━━━ SUPPLIED MATERIAL ━━━

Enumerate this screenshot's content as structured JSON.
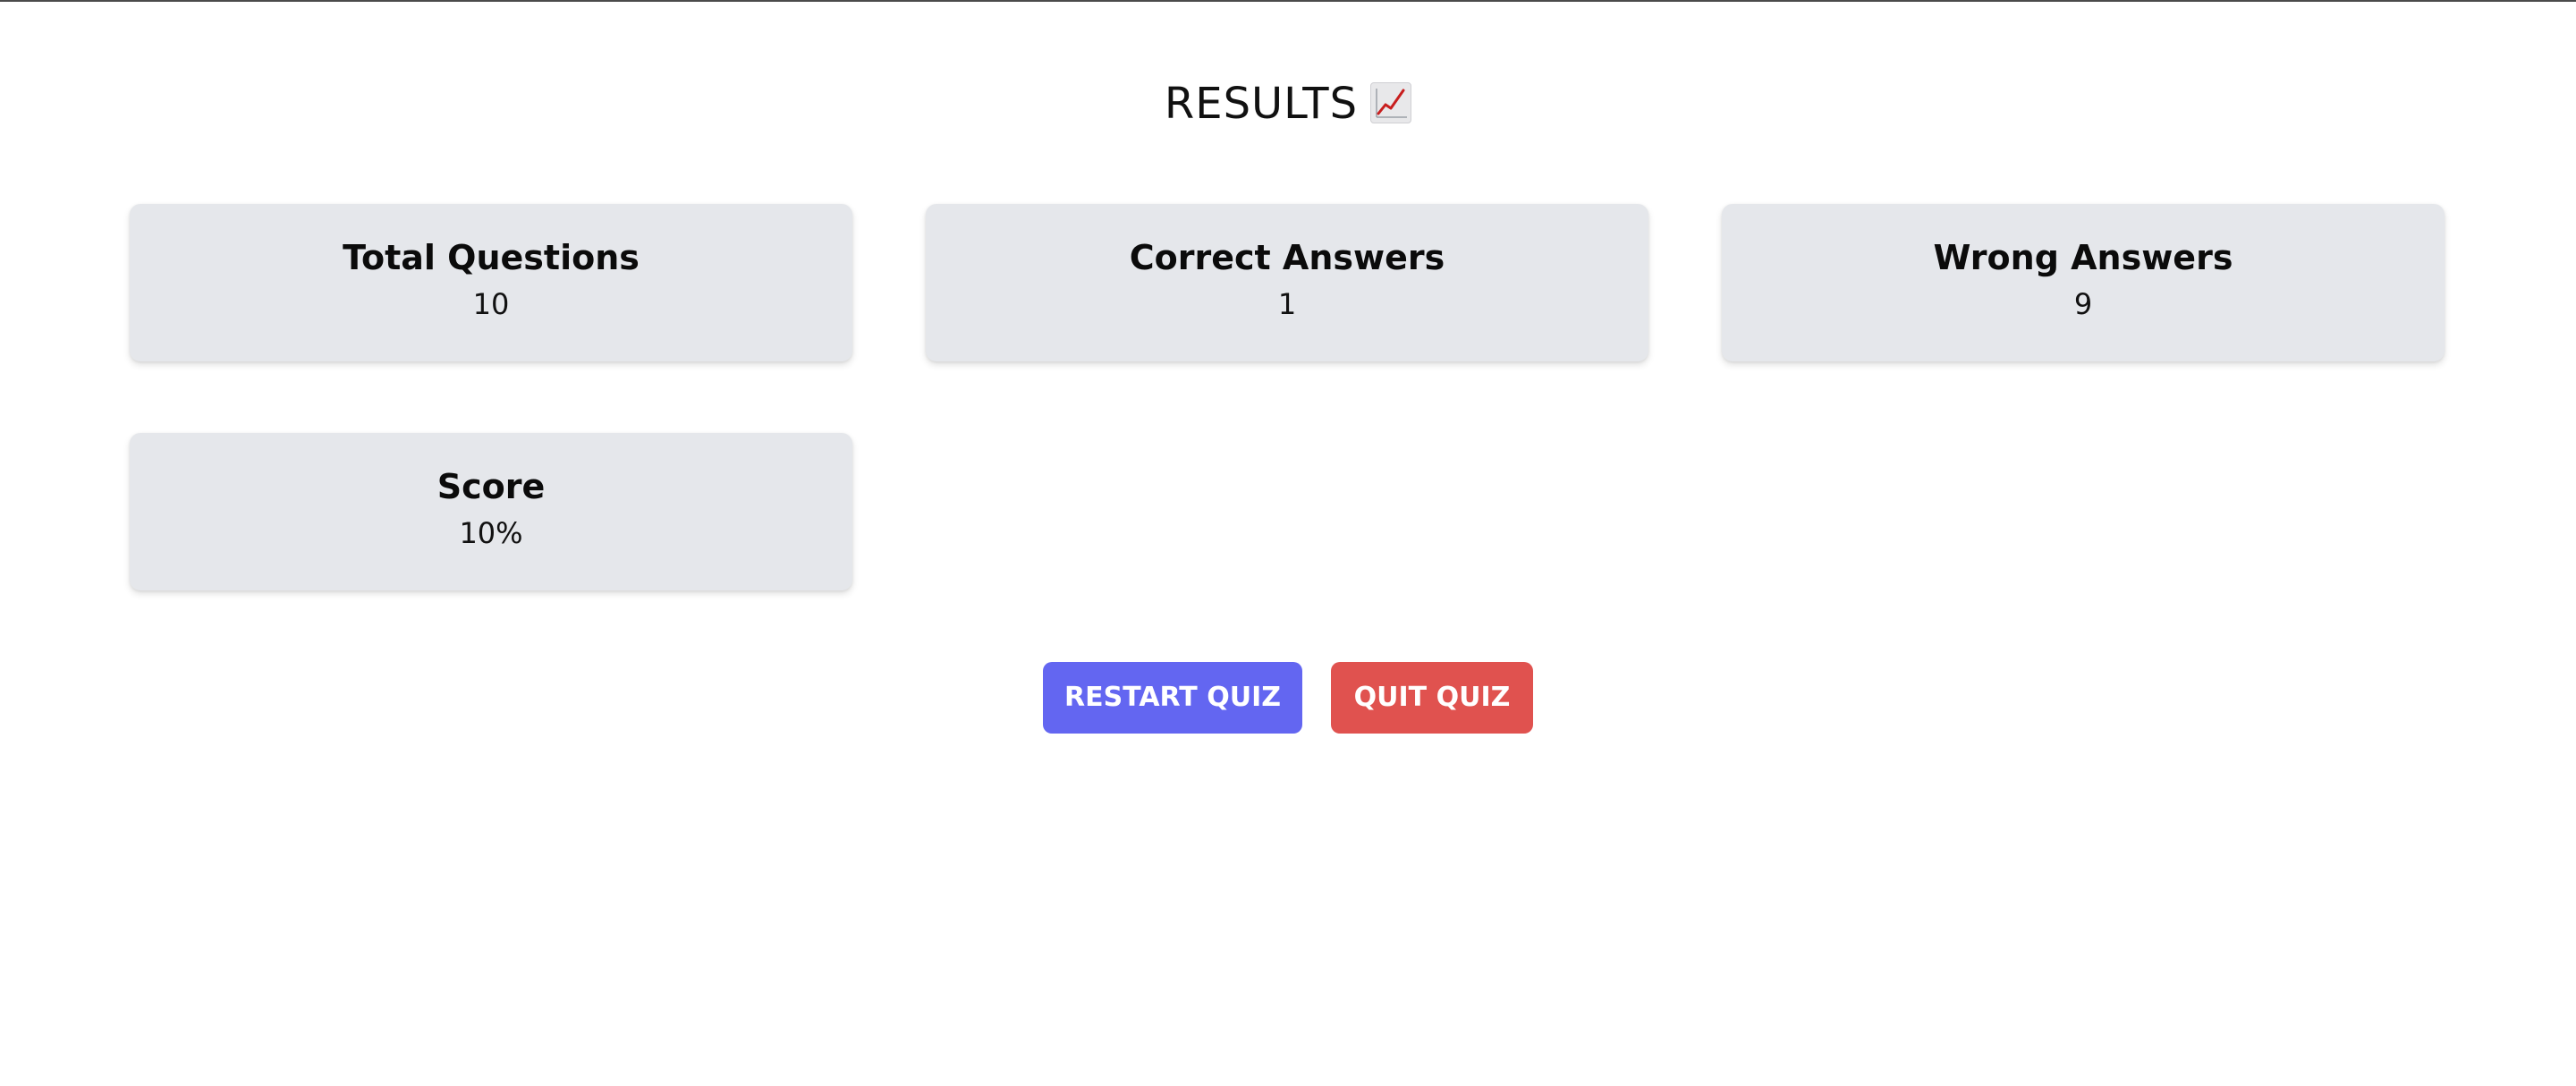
{
  "header": {
    "title": "RESULTS",
    "title_icon": "chart-increasing-icon"
  },
  "stats": [
    {
      "label": "Total Questions",
      "value": "10"
    },
    {
      "label": "Correct Answers",
      "value": "1"
    },
    {
      "label": "Wrong Answers",
      "value": "9"
    },
    {
      "label": "Score",
      "value": "10%"
    }
  ],
  "actions": {
    "restart_label": "RESTART QUIZ",
    "quit_label": "QUIT QUIZ"
  },
  "colors": {
    "card_background": "#e5e7eb",
    "restart_button": "#6366f1",
    "quit_button": "#e0524f"
  }
}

━━━

Whichever lines contain the string "Answers", select and copy them.

      "label": "Correct Answers",
      "label": "Wrong Answers",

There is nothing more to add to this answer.